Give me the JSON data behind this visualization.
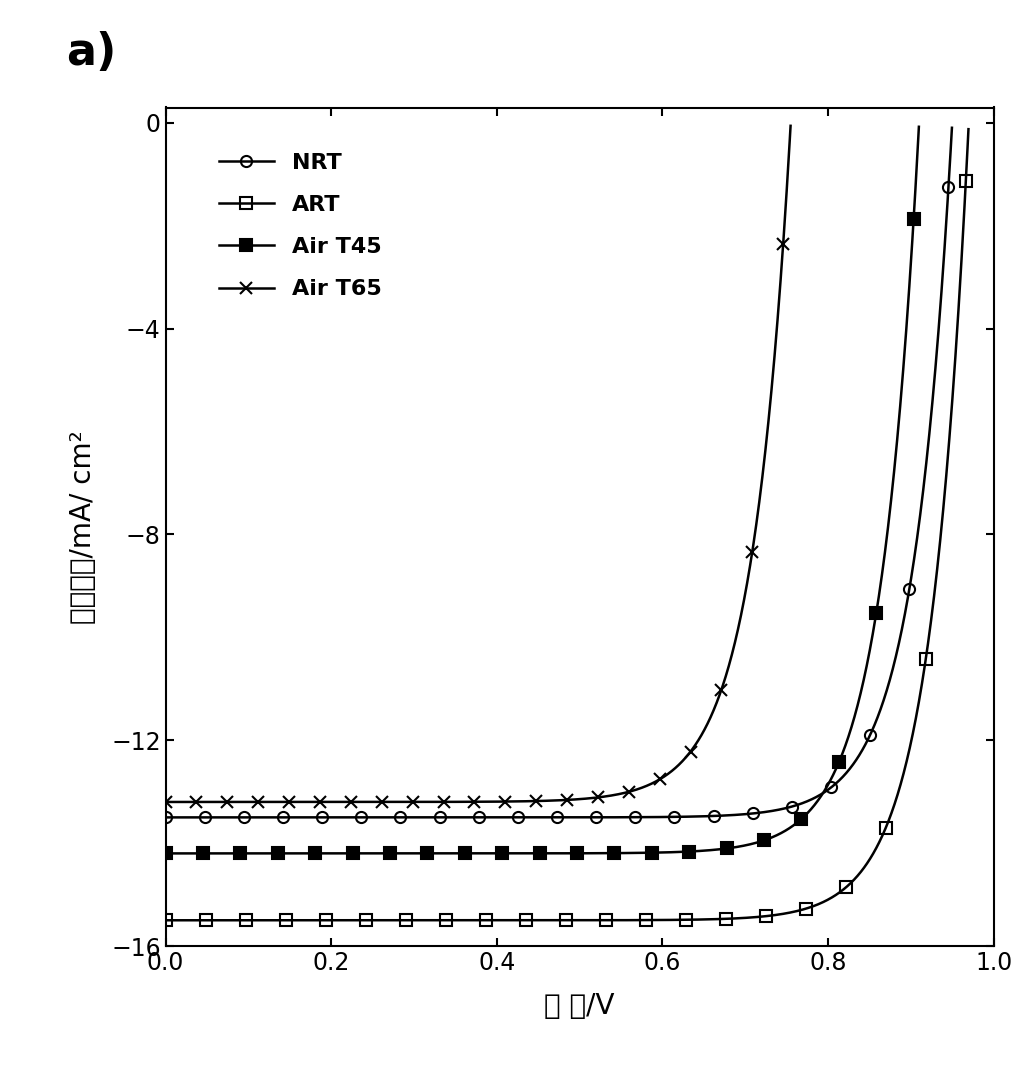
{
  "title": "a)",
  "xlabel": "电 压/V",
  "ylabel": "电流密度/mA/ cm²",
  "xlim": [
    0,
    1.0
  ],
  "ylim": [
    -16,
    0.3
  ],
  "xticks": [
    0,
    0.2,
    0.4,
    0.6,
    0.8,
    1.0
  ],
  "yticks": [
    0,
    -4,
    -8,
    -12,
    -16
  ],
  "series": [
    {
      "label": "NRT",
      "Jsc": -13.5,
      "Voc": 0.95,
      "n": 1.8,
      "marker": "o",
      "fillstyle": "none",
      "color": "black",
      "markersize": 8,
      "lw": 1.8
    },
    {
      "label": "ART",
      "Jsc": -15.5,
      "Voc": 0.97,
      "n": 1.8,
      "marker": "s",
      "fillstyle": "none",
      "color": "black",
      "markersize": 8,
      "lw": 1.8
    },
    {
      "label": "Air T45",
      "Jsc": -14.2,
      "Voc": 0.91,
      "n": 1.8,
      "marker": "s",
      "fillstyle": "full",
      "color": "black",
      "markersize": 8,
      "lw": 1.8
    },
    {
      "label": "Air T65",
      "Jsc": -13.2,
      "Voc": 0.755,
      "n": 1.8,
      "marker": "x",
      "fillstyle": "none",
      "color": "black",
      "markersize": 8,
      "lw": 1.8
    }
  ],
  "background_color": "white",
  "legend_fontsize": 16,
  "axis_label_fontsize": 20,
  "tick_fontsize": 17,
  "title_fontsize": 32,
  "num_markers": 20
}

········

YOUR INSTRUCTIONS: Print all the records again exactly; do not include any picture.

THE COMPLETED TASK:
Give me the JSON data behind this visualization.
{
  "title": "a)",
  "xlabel": "电 压/V",
  "ylabel": "电流密度/mA/ cm²",
  "xlim": [
    0,
    1.0
  ],
  "ylim": [
    -16,
    0.3
  ],
  "xticks": [
    0,
    0.2,
    0.4,
    0.6,
    0.8,
    1.0
  ],
  "yticks": [
    0,
    -4,
    -8,
    -12,
    -16
  ],
  "series": [
    {
      "label": "NRT",
      "Jsc": -13.5,
      "Voc": 0.95,
      "n": 1.8,
      "marker": "o",
      "fillstyle": "none",
      "color": "black",
      "markersize": 8,
      "lw": 1.8
    },
    {
      "label": "ART",
      "Jsc": -15.5,
      "Voc": 0.97,
      "n": 1.8,
      "marker": "s",
      "fillstyle": "none",
      "color": "black",
      "markersize": 8,
      "lw": 1.8
    },
    {
      "label": "Air T45",
      "Jsc": -14.2,
      "Voc": 0.91,
      "n": 1.8,
      "marker": "s",
      "fillstyle": "full",
      "color": "black",
      "markersize": 8,
      "lw": 1.8
    },
    {
      "label": "Air T65",
      "Jsc": -13.2,
      "Voc": 0.755,
      "n": 1.8,
      "marker": "x",
      "fillstyle": "none",
      "color": "black",
      "markersize": 8,
      "lw": 1.8
    }
  ],
  "background_color": "white",
  "legend_fontsize": 16,
  "axis_label_fontsize": 20,
  "tick_fontsize": 17,
  "title_fontsize": 32,
  "num_markers": 20
}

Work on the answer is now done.